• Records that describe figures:
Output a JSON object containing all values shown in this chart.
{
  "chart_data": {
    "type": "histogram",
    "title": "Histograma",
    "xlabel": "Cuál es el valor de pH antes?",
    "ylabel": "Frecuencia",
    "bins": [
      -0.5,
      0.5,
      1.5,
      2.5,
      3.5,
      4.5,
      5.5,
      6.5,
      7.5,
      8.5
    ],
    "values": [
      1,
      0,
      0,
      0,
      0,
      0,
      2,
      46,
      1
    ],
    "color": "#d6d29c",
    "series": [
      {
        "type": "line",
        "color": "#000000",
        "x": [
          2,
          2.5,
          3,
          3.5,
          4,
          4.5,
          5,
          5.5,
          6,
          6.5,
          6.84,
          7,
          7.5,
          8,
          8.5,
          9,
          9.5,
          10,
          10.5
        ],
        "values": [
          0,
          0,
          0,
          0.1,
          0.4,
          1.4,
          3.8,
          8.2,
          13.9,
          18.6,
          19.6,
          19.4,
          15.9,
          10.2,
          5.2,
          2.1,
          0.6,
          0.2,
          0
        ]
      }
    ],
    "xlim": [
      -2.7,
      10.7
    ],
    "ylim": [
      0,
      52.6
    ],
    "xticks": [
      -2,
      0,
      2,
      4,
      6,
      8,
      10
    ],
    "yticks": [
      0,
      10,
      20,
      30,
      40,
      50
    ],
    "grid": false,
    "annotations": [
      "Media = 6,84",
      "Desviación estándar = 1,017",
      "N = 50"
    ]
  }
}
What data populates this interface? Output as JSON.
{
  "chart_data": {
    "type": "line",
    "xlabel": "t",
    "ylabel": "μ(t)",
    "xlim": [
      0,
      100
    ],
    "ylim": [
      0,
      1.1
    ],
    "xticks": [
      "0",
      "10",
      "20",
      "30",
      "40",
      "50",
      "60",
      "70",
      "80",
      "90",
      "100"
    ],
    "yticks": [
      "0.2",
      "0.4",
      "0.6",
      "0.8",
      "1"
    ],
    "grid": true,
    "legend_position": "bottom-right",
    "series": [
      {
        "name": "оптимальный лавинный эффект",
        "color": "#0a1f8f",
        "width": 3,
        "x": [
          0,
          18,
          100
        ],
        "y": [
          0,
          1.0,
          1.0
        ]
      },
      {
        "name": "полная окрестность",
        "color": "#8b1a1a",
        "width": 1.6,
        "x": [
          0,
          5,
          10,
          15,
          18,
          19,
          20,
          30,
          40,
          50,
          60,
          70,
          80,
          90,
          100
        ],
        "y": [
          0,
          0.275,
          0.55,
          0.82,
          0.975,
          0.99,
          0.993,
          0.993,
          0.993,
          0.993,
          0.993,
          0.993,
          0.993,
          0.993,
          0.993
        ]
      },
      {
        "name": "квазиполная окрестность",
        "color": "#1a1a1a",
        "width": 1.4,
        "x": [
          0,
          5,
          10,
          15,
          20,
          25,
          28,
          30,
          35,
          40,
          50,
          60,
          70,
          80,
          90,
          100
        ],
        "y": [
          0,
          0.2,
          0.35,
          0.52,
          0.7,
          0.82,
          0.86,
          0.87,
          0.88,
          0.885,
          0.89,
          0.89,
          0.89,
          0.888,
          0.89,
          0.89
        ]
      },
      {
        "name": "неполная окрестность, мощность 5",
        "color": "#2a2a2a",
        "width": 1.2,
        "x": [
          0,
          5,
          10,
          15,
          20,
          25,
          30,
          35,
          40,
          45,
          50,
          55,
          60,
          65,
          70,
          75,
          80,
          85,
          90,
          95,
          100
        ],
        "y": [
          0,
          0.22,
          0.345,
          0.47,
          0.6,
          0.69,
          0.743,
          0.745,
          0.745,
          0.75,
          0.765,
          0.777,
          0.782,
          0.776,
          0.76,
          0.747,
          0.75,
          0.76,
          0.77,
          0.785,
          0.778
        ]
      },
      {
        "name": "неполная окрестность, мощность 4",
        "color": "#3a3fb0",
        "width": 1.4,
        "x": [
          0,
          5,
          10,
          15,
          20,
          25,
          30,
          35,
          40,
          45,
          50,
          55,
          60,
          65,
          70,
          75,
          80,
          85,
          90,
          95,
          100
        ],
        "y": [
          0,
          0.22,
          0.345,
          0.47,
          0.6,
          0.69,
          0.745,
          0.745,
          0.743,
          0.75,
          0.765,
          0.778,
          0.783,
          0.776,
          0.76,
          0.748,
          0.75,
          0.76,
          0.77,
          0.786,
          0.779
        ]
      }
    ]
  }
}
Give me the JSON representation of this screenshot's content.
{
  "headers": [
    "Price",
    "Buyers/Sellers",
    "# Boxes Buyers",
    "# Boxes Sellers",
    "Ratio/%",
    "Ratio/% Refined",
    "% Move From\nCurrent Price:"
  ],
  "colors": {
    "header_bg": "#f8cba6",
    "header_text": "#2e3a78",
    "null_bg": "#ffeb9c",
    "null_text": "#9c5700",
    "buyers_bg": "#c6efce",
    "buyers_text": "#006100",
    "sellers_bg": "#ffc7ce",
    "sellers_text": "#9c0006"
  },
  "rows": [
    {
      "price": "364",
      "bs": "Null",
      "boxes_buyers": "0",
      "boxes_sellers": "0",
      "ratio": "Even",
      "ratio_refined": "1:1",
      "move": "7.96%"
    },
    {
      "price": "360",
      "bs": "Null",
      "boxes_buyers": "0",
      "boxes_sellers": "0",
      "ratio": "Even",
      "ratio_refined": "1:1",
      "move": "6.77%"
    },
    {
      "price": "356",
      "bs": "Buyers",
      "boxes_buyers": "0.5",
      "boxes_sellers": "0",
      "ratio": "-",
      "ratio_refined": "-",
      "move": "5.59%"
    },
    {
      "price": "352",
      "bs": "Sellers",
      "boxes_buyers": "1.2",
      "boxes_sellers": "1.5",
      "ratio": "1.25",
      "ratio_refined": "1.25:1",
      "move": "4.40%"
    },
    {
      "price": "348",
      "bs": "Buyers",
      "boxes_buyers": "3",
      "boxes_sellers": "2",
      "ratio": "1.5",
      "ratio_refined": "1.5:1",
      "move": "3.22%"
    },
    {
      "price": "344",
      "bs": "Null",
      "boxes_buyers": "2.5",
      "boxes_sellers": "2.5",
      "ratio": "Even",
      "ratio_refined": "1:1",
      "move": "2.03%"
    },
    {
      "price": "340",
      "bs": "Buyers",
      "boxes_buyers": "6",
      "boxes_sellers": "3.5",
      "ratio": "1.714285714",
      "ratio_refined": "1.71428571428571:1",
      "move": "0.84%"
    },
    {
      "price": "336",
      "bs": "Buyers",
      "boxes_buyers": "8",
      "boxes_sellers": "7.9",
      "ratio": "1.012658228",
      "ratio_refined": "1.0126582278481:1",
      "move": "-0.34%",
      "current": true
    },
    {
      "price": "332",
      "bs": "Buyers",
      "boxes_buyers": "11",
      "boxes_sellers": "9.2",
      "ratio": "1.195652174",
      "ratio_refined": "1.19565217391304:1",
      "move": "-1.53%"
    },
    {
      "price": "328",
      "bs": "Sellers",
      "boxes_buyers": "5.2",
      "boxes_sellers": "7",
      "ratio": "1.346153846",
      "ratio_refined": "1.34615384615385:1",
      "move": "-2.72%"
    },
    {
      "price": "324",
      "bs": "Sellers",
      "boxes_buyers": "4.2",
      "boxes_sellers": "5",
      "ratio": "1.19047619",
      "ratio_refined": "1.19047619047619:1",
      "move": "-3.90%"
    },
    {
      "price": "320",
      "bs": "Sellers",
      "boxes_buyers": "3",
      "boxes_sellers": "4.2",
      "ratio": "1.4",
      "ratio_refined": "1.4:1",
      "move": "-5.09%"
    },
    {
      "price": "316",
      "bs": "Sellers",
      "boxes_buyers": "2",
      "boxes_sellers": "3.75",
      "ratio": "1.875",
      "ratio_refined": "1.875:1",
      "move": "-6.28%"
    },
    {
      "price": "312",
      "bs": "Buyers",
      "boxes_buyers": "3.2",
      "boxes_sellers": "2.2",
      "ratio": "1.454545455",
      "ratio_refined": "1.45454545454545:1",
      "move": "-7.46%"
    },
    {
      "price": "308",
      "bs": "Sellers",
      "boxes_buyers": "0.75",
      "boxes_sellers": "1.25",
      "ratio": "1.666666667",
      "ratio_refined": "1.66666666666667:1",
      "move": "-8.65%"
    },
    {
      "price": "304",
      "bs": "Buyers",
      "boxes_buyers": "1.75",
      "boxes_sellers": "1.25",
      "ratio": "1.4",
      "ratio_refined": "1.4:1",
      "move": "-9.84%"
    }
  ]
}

• Aim of the exercise: Look through the data above. Each line containing the word "окрестность" needs to be copied.

• Answer to the exercise:
        "name": "полная окрестность",
        "name": "квазиполная окрестность",
        "name": "неполная окрестность, мощность 5",
        "name": "неполная окрестность, мощность 4",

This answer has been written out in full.